Start of Entries supplied
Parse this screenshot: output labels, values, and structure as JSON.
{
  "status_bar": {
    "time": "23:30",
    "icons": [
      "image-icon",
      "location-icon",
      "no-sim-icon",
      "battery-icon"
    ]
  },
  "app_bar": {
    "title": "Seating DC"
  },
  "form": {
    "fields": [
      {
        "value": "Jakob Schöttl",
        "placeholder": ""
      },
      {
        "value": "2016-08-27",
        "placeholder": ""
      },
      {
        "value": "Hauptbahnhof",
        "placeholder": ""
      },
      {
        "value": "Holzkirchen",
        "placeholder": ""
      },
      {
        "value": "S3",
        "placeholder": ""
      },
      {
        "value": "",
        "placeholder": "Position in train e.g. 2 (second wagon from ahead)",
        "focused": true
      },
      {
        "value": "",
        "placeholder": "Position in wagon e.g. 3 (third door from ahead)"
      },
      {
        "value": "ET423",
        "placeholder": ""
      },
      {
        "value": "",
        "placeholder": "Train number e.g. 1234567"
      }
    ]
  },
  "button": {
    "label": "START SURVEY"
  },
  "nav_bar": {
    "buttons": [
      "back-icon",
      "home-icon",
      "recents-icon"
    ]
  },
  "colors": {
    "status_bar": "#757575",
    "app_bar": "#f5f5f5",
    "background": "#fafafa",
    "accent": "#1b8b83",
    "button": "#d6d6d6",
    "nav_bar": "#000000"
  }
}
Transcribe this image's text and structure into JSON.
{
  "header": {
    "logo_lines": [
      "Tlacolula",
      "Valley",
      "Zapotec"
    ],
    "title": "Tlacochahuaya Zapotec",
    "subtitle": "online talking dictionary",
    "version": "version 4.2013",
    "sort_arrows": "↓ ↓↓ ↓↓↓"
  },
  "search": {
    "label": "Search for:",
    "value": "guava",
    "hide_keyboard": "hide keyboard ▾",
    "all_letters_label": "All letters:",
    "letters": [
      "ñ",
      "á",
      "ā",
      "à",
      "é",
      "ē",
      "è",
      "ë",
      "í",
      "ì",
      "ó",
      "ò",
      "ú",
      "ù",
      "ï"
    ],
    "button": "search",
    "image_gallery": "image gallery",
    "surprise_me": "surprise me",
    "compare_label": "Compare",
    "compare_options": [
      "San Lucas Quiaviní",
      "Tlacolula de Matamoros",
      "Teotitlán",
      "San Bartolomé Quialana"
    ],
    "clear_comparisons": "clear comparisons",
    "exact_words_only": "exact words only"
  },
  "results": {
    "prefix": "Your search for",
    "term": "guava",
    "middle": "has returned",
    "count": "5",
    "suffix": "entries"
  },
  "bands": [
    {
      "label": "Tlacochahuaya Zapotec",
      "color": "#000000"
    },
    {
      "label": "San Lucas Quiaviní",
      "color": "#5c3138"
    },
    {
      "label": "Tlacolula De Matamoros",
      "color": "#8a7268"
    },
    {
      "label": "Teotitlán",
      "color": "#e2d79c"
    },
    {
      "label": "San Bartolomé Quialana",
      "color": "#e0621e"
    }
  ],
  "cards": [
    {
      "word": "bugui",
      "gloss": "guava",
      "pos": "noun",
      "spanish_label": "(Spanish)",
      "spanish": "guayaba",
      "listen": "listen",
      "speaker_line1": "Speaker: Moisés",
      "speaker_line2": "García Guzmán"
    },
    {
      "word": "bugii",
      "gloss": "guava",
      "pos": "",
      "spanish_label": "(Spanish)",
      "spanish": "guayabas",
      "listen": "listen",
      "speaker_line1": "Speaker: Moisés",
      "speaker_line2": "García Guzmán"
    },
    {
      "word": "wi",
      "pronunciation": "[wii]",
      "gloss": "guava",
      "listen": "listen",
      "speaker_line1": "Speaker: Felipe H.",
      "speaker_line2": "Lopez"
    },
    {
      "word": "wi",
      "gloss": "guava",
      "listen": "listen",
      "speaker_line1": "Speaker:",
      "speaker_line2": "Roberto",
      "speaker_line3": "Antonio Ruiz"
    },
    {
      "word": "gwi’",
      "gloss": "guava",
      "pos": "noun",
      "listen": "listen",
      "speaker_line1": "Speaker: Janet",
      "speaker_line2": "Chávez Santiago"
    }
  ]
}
End of Entries supplied
## [Problem to work on]
Repeat each record exactly, leaving nothing out.

## [Correct answer]
Parse this screenshot: output labels, values, and structure as JSON.
{
  "status_bar": {
    "time": "23:30",
    "icons": [
      "image-icon",
      "location-icon",
      "no-sim-icon",
      "battery-icon"
    ]
  },
  "app_bar": {
    "title": "Seating DC"
  },
  "form": {
    "fields": [
      {
        "value": "Jakob Schöttl",
        "placeholder": ""
      },
      {
        "value": "2016-08-27",
        "placeholder": ""
      },
      {
        "value": "Hauptbahnhof",
        "placeholder": ""
      },
      {
        "value": "Holzkirchen",
        "placeholder": ""
      },
      {
        "value": "S3",
        "placeholder": ""
      },
      {
        "value": "",
        "placeholder": "Position in train e.g. 2 (second wagon from ahead)",
        "focused": true
      },
      {
        "value": "",
        "placeholder": "Position in wagon e.g. 3 (third door from ahead)"
      },
      {
        "value": "ET423",
        "placeholder": ""
      },
      {
        "value": "",
        "placeholder": "Train number e.g. 1234567"
      }
    ]
  },
  "button": {
    "label": "START SURVEY"
  },
  "nav_bar": {
    "buttons": [
      "back-icon",
      "home-icon",
      "recents-icon"
    ]
  },
  "colors": {
    "status_bar": "#757575",
    "app_bar": "#f5f5f5",
    "background": "#fafafa",
    "accent": "#1b8b83",
    "button": "#d6d6d6",
    "nav_bar": "#000000"
  }
}
Transcribe this image's text and structure into JSON.
{
  "header": {
    "logo_lines": [
      "Tlacolula",
      "Valley",
      "Zapotec"
    ],
    "title": "Tlacochahuaya Zapotec",
    "subtitle": "online talking dictionary",
    "version": "version 4.2013",
    "sort_arrows": "↓ ↓↓ ↓↓↓"
  },
  "search": {
    "label": "Search for:",
    "value": "guava",
    "hide_keyboard": "hide keyboard ▾",
    "all_letters_label": "All letters:",
    "letters": [
      "ñ",
      "á",
      "ā",
      "à",
      "é",
      "ē",
      "è",
      "ë",
      "í",
      "ì",
      "ó",
      "ò",
      "ú",
      "ù",
      "ï"
    ],
    "button": "search",
    "image_gallery": "image gallery",
    "surprise_me": "surprise me",
    "compare_label": "Compare",
    "compare_options": [
      "San Lucas Quiaviní",
      "Tlacolula de Matamoros",
      "Teotitlán",
      "San Bartolomé Quialana"
    ],
    "clear_comparisons": "clear comparisons",
    "exact_words_only": "exact words only"
  },
  "results": {
    "prefix": "Your search for",
    "term": "guava",
    "middle": "has returned",
    "count": "5",
    "suffix": "entries"
  },
  "bands": [
    {
      "label": "Tlacochahuaya Zapotec",
      "color": "#000000"
    },
    {
      "label": "San Lucas Quiaviní",
      "color": "#5c3138"
    },
    {
      "label": "Tlacolula De Matamoros",
      "color": "#8a7268"
    },
    {
      "label": "Teotitlán",
      "color": "#e2d79c"
    },
    {
      "label": "San Bartolomé Quialana",
      "color": "#e0621e"
    }
  ],
  "cards": [
    {
      "word": "bugui",
      "gloss": "guava",
      "pos": "noun",
      "spanish_label": "(Spanish)",
      "spanish": "guayaba",
      "listen": "listen",
      "speaker_line1": "Speaker: Moisés",
      "speaker_line2": "García Guzmán"
    },
    {
      "word": "bugii",
      "gloss": "guava",
      "pos": "",
      "spanish_label": "(Spanish)",
      "spanish": "guayabas",
      "listen": "listen",
      "speaker_line1": "Speaker: Moisés",
      "speaker_line2": "García Guzmán"
    },
    {
      "word": "wi",
      "pronunciation": "[wii]",
      "gloss": "guava",
      "listen": "listen",
      "speaker_line1": "Speaker: Felipe H.",
      "speaker_line2": "Lopez"
    },
    {
      "word": "wi",
      "gloss": "guava",
      "listen": "listen",
      "speaker_line1": "Speaker:",
      "speaker_line2": "Roberto",
      "speaker_line3": "Antonio Ruiz"
    },
    {
      "word": "gwi’",
      "gloss": "guava",
      "pos": "noun",
      "listen": "listen",
      "speaker_line1": "Speaker: Janet",
      "speaker_line2": "Chávez Santiago"
    }
  ]
}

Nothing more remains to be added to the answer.